==== Available records ====
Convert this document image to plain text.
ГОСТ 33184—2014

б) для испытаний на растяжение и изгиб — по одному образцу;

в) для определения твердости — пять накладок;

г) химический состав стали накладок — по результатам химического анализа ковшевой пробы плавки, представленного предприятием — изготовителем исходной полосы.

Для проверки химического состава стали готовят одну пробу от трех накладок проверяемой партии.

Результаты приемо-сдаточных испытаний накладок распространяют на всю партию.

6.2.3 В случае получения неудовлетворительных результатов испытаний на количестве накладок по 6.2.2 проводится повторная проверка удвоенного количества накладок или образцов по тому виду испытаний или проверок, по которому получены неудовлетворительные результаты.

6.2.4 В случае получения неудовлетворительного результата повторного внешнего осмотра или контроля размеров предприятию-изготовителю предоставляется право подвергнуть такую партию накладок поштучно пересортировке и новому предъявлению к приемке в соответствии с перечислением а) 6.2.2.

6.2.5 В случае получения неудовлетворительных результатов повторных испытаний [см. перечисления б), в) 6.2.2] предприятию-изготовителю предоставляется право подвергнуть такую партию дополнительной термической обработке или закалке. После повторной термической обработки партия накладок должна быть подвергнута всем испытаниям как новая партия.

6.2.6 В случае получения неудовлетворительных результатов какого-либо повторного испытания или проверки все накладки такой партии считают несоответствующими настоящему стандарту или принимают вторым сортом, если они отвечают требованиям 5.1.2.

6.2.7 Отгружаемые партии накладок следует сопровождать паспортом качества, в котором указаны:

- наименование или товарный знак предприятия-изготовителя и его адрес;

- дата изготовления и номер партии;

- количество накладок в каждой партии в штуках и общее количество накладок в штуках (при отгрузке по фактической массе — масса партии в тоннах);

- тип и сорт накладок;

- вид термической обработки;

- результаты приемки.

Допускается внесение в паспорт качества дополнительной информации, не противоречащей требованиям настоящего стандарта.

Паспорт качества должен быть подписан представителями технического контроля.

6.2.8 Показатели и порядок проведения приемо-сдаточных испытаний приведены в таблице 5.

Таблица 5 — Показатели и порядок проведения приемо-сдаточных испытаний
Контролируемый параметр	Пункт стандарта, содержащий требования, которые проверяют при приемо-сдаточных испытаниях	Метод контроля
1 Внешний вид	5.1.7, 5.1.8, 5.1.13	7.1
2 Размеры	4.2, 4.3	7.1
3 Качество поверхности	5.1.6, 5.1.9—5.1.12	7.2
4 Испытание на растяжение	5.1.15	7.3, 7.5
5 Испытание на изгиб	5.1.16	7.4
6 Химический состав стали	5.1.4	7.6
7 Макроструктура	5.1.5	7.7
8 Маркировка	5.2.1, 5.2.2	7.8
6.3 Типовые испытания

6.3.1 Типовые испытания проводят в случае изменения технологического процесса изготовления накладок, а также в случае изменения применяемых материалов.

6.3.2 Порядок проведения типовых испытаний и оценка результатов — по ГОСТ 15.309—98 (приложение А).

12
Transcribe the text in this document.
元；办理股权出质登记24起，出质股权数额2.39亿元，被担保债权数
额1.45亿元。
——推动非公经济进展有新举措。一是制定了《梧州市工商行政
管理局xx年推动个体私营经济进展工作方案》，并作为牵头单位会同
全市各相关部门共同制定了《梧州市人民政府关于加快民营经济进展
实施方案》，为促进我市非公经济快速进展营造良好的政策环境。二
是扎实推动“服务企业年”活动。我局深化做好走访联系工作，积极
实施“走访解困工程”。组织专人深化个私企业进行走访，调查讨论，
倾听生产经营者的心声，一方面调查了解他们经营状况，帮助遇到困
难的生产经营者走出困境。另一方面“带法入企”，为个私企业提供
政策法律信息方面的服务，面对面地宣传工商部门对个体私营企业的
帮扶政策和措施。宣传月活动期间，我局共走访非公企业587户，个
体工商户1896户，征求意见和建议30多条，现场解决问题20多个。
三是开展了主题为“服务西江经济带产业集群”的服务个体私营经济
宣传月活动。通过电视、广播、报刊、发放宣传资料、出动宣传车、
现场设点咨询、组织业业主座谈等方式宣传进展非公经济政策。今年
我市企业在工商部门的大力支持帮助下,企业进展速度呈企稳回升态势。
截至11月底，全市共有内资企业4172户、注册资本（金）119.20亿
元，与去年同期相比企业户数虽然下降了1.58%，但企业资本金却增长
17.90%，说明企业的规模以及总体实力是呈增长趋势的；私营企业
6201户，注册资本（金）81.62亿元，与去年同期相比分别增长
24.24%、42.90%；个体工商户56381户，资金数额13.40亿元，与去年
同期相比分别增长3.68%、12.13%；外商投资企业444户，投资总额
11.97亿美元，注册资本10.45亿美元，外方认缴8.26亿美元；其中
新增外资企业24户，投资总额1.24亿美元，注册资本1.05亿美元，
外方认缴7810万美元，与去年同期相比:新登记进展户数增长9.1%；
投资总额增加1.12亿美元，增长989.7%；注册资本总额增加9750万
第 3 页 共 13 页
====
Do this :: List every line above that contains the word "проверки".

Full answer ::
Для проверки химического состава стали готовят одну пробу от трех накладок проверяемой партии.
6.2.6 В случае получения неудовлетворительных результатов какого-либо повторного испытания или проверки все накладки такой партии считают несоответствующими настоящему стандарту или принимают вторым сортом, если они отвечают требованиям 5.1.2.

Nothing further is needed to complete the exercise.